START Data extract

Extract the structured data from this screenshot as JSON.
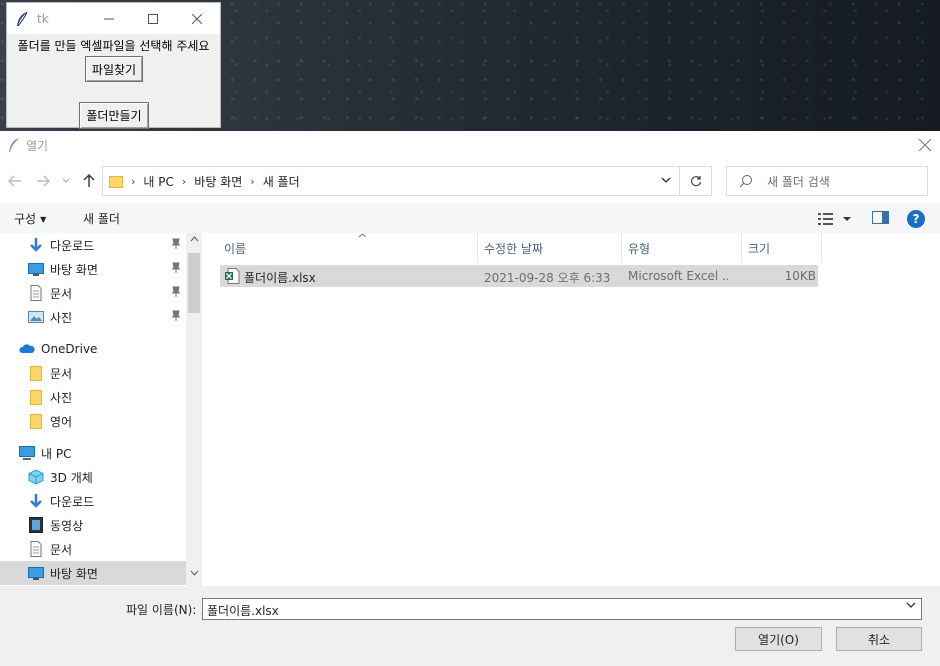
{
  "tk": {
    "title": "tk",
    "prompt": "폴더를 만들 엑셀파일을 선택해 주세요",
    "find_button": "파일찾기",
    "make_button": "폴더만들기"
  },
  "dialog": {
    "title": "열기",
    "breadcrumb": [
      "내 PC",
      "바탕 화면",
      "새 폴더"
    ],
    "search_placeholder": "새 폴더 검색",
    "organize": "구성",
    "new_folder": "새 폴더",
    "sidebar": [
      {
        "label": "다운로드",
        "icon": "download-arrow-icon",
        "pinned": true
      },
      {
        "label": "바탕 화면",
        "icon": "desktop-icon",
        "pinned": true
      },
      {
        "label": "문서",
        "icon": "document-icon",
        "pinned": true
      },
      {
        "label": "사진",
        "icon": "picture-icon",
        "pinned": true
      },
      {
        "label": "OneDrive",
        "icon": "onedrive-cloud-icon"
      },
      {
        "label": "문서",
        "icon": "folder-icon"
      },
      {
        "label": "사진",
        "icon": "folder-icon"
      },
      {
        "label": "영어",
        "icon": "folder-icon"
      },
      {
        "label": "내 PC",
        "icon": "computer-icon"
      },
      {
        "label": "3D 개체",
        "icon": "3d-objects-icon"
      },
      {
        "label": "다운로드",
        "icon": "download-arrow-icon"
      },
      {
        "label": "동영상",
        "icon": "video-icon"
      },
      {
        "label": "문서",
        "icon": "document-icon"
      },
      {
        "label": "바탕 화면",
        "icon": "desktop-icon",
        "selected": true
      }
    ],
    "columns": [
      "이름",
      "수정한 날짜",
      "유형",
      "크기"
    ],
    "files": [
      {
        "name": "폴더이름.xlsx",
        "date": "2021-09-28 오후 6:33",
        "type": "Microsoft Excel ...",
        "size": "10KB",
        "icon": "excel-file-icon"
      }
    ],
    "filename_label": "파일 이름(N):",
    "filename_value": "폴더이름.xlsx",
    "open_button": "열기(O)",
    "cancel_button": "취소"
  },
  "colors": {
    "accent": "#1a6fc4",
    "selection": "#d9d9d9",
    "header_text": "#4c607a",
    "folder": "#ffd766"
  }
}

END Data extract

» What this task involves
Keep the pictures out of your copy, and repeat every entry above exactly.

» Answer for this exercise
Extract the structured data from this screenshot as JSON.
{
  "tk": {
    "title": "tk",
    "prompt": "폴더를 만들 엑셀파일을 선택해 주세요",
    "find_button": "파일찾기",
    "make_button": "폴더만들기"
  },
  "dialog": {
    "title": "열기",
    "breadcrumb": [
      "내 PC",
      "바탕 화면",
      "새 폴더"
    ],
    "search_placeholder": "새 폴더 검색",
    "organize": "구성",
    "new_folder": "새 폴더",
    "sidebar": [
      {
        "label": "다운로드",
        "icon": "download-arrow-icon",
        "pinned": true
      },
      {
        "label": "바탕 화면",
        "icon": "desktop-icon",
        "pinned": true
      },
      {
        "label": "문서",
        "icon": "document-icon",
        "pinned": true
      },
      {
        "label": "사진",
        "icon": "picture-icon",
        "pinned": true
      },
      {
        "label": "OneDrive",
        "icon": "onedrive-cloud-icon"
      },
      {
        "label": "문서",
        "icon": "folder-icon"
      },
      {
        "label": "사진",
        "icon": "folder-icon"
      },
      {
        "label": "영어",
        "icon": "folder-icon"
      },
      {
        "label": "내 PC",
        "icon": "computer-icon"
      },
      {
        "label": "3D 개체",
        "icon": "3d-objects-icon"
      },
      {
        "label": "다운로드",
        "icon": "download-arrow-icon"
      },
      {
        "label": "동영상",
        "icon": "video-icon"
      },
      {
        "label": "문서",
        "icon": "document-icon"
      },
      {
        "label": "바탕 화면",
        "icon": "desktop-icon",
        "selected": true
      }
    ],
    "columns": [
      "이름",
      "수정한 날짜",
      "유형",
      "크기"
    ],
    "files": [
      {
        "name": "폴더이름.xlsx",
        "date": "2021-09-28 오후 6:33",
        "type": "Microsoft Excel ...",
        "size": "10KB",
        "icon": "excel-file-icon"
      }
    ],
    "filename_label": "파일 이름(N):",
    "filename_value": "폴더이름.xlsx",
    "open_button": "열기(O)",
    "cancel_button": "취소"
  },
  "colors": {
    "accent": "#1a6fc4",
    "selection": "#d9d9d9",
    "header_text": "#4c607a",
    "folder": "#ffd766"
  }
}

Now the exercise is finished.